→ WRITTEN TASK: Extract each line of the data below exactly as written.

Data records:
Begin

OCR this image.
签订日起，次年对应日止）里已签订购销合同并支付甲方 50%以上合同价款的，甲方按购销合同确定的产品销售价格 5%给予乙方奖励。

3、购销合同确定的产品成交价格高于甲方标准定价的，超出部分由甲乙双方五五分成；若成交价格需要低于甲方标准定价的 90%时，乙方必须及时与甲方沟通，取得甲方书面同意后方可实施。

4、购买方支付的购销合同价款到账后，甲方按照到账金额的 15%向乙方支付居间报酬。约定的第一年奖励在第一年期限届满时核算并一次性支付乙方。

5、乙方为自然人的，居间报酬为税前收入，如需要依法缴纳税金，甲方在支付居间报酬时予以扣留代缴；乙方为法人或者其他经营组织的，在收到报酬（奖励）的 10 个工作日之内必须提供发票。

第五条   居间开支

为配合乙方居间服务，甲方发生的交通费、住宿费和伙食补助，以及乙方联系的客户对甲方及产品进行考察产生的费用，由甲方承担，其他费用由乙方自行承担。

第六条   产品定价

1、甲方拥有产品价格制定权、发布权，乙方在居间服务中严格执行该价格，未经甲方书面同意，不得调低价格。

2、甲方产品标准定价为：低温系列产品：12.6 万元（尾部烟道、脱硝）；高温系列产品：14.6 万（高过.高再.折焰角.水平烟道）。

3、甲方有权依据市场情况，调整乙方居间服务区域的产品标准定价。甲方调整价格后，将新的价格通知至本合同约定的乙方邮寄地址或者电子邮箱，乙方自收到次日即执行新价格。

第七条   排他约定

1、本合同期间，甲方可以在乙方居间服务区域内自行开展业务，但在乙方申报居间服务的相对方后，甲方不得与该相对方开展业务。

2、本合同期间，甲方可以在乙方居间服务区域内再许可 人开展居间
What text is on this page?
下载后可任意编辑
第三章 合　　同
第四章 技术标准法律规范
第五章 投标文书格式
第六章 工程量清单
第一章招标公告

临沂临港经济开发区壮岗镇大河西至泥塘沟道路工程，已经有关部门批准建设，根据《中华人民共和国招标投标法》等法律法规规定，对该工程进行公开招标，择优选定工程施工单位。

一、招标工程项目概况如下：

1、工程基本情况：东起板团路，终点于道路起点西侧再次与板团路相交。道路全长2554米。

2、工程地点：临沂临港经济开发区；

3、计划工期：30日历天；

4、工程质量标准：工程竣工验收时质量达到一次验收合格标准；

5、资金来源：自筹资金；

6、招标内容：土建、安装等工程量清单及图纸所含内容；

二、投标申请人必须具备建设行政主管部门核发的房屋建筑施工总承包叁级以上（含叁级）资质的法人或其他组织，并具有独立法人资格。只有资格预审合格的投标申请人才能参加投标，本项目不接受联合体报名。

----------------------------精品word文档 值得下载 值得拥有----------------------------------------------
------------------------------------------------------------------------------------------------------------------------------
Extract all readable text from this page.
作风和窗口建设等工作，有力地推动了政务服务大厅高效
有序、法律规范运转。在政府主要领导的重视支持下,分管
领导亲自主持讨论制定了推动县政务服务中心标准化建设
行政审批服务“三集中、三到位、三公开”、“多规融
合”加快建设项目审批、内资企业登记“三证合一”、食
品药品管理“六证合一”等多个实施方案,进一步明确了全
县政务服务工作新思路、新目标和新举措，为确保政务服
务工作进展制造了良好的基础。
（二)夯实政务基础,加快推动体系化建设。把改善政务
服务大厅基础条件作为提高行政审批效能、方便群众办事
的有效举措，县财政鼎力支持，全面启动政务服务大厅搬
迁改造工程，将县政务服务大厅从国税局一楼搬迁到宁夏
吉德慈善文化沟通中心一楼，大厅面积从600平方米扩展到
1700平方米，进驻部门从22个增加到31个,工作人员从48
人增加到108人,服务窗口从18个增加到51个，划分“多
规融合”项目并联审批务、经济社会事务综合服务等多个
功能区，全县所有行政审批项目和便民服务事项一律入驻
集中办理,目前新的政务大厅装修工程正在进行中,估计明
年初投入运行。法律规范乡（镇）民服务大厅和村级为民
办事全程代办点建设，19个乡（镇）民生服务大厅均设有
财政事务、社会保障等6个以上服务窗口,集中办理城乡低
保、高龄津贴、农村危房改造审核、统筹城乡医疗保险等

End

→ WRITTEN ANSWER:
OCR this image.
签订日起，次年对应日止）里已签订购销合同并支付甲方 50%以上合同价款的，甲方按购销合同确定的产品销售价格 5%给予乙方奖励。

3、购销合同确定的产品成交价格高于甲方标准定价的，超出部分由甲乙双方五五分成；若成交价格需要低于甲方标准定价的 90%时，乙方必须及时与甲方沟通，取得甲方书面同意后方可实施。

4、购买方支付的购销合同价款到账后，甲方按照到账金额的 15%向乙方支付居间报酬。约定的第一年奖励在第一年期限届满时核算并一次性支付乙方。

5、乙方为自然人的，居间报酬为税前收入，如需要依法缴纳税金，甲方在支付居间报酬时予以扣留代缴；乙方为法人或者其他经营组织的，在收到报酬（奖励）的 10 个工作日之内必须提供发票。

第五条   居间开支

为配合乙方居间服务，甲方发生的交通费、住宿费和伙食补助，以及乙方联系的客户对甲方及产品进行考察产生的费用，由甲方承担，其他费用由乙方自行承担。

第六条   产品定价

1、甲方拥有产品价格制定权、发布权，乙方在居间服务中严格执行该价格，未经甲方书面同意，不得调低价格。

2、甲方产品标准定价为：低温系列产品：12.6 万元（尾部烟道、脱硝）；高温系列产品：14.6 万（高过.高再.折焰角.水平烟道）。

3、甲方有权依据市场情况，调整乙方居间服务区域的产品标准定价。甲方调整价格后，将新的价格通知至本合同约定的乙方邮寄地址或者电子邮箱，乙方自收到次日即执行新价格。

第七条   排他约定

1、本合同期间，甲方可以在乙方居间服务区域内自行开展业务，但在乙方申报居间服务的相对方后，甲方不得与该相对方开展业务。

2、本合同期间，甲方可以在乙方居间服务区域内再许可 人开展居间
What text is on this page?
下载后可任意编辑
第三章 合　　同
第四章 技术标准法律规范
第五章 投标文书格式
第六章 工程量清单
第一章招标公告

临沂临港经济开发区壮岗镇大河西至泥塘沟道路工程，已经有关部门批准建设，根据《中华人民共和国招标投标法》等法律法规规定，对该工程进行公开招标，择优选定工程施工单位。

一、招标工程项目概况如下：

1、工程基本情况：东起板团路，终点于道路起点西侧再次与板团路相交。道路全长2554米。

2、工程地点：临沂临港经济开发区；

3、计划工期：30日历天；

4、工程质量标准：工程竣工验收时质量达到一次验收合格标准；

5、资金来源：自筹资金；

6、招标内容：土建、安装等工程量清单及图纸所含内容；

二、投标申请人必须具备建设行政主管部门核发的房屋建筑施工总承包叁级以上（含叁级）资质的法人或其他组织，并具有独立法人资格。只有资格预审合格的投标申请人才能参加投标，本项目不接受联合体报名。

----------------------------精品word文档 值得下载 值得拥有----------------------------------------------
------------------------------------------------------------------------------------------------------------------------------
Extract all readable text from this page.
作风和窗口建设等工作，有力地推动了政务服务大厅高效
有序、法律规范运转。在政府主要领导的重视支持下,分管
领导亲自主持讨论制定了推动县政务服务中心标准化建设
行政审批服务“三集中、三到位、三公开”、“多规融
合”加快建设项目审批、内资企业登记“三证合一”、食
品药品管理“六证合一”等多个实施方案,进一步明确了全
县政务服务工作新思路、新目标和新举措，为确保政务服
务工作进展制造了良好的基础。
（二)夯实政务基础,加快推动体系化建设。把改善政务
服务大厅基础条件作为提高行政审批效能、方便群众办事
的有效举措，县财政鼎力支持，全面启动政务服务大厅搬
迁改造工程，将县政务服务大厅从国税局一楼搬迁到宁夏
吉德慈善文化沟通中心一楼，大厅面积从600平方米扩展到
1700平方米，进驻部门从22个增加到31个,工作人员从48
人增加到108人,服务窗口从18个增加到51个，划分“多
规融合”项目并联审批务、经济社会事务综合服务等多个
功能区，全县所有行政审批项目和便民服务事项一律入驻
集中办理,目前新的政务大厅装修工程正在进行中,估计明
年初投入运行。法律规范乡（镇）民服务大厅和村级为民
办事全程代办点建设，19个乡（镇）民生服务大厅均设有
财政事务、社会保障等6个以上服务窗口,集中办理城乡低
保、高龄津贴、农村危房改造审核、统筹城乡医疗保险等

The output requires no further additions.